Stored items
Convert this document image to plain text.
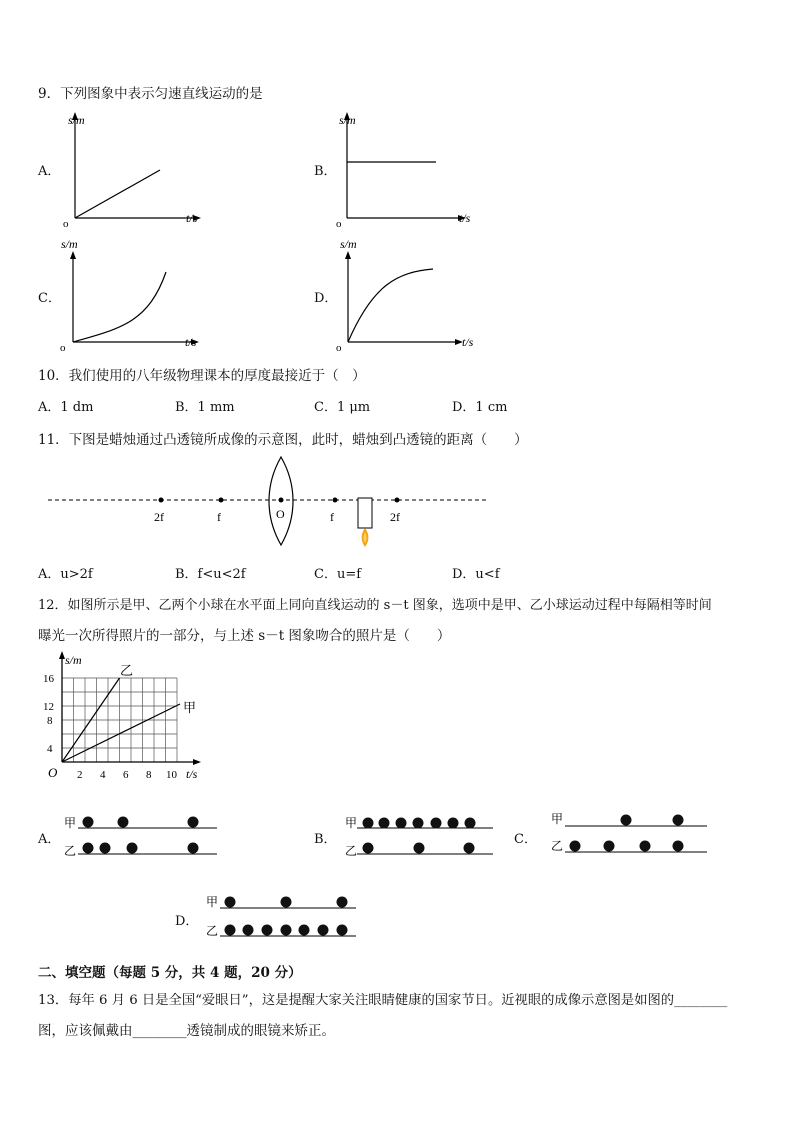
9．下列图象中表示匀速直线运动的是
A．
s/m
t/s
o
B．
s/m
t/s
o
C．
s/m
t/s
o
D．
s/m
t/s
o
10．我们使用的八年级物理课本的厚度最接近于（　）
A．1 dm	B．1 mm	C．1 μm	D．1 cm
11．下图是蜡烛通过凸透镜所成像的示意图，此时，蜡烛到凸透镜的距离（　　）
2f	f	O	f	2f
A．u>2f	B．f<u<2f	C．u=f	D．u<f
12．如图所示是甲、乙两个小球在水平面上同向直线运动的 s－t 图象，选项中是甲、乙小球运动过程中每隔相等时间
曝光一次所得照片的一部分，与上述 s－t 图象吻合的照片是（　　）
s/m
t/s
O
4
8
12
16
2 4 6 8 10
乙
甲
A．
甲
乙
B．
甲
乙
C．
甲
乙
D．
甲
乙
二、填空题（每题 5 分，共 4 题，20 分）
13．每年 6 月 6 日是全国“爱眼日”，这是提醒大家关注眼睛健康的国家节日。近视眼的成像示意图是如图的________
图，应该佩戴由________透镜制成的眼镜来矫正。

The problem: Write the listing out a second time exactly, dropping all images.

Task output:
Convert this document image to plain text.
9．下列图象中表示匀速直线运动的是
A．
s/m
t/s
o
B．
s/m
t/s
o
C．
s/m
t/s
o
D．
s/m
t/s
o
10．我们使用的八年级物理课本的厚度最接近于（　）
A．1 dm	B．1 mm	C．1 μm	D．1 cm
11．下图是蜡烛通过凸透镜所成像的示意图，此时，蜡烛到凸透镜的距离（　　）
2f	f	O	f	2f
A．u>2f	B．f<u<2f	C．u=f	D．u<f
12．如图所示是甲、乙两个小球在水平面上同向直线运动的 s－t 图象，选项中是甲、乙小球运动过程中每隔相等时间
曝光一次所得照片的一部分，与上述 s－t 图象吻合的照片是（　　）
s/m
t/s
O
4
8
12
16
2 4 6 8 10
乙
甲
A．
甲
乙
B．
甲
乙
C．
甲
乙
D．
甲
乙
二、填空题（每题 5 分，共 4 题，20 分）
13．每年 6 月 6 日是全国“爱眼日”，这是提醒大家关注眼睛健康的国家节日。近视眼的成像示意图是如图的________
图，应该佩戴由________透镜制成的眼镜来矫正。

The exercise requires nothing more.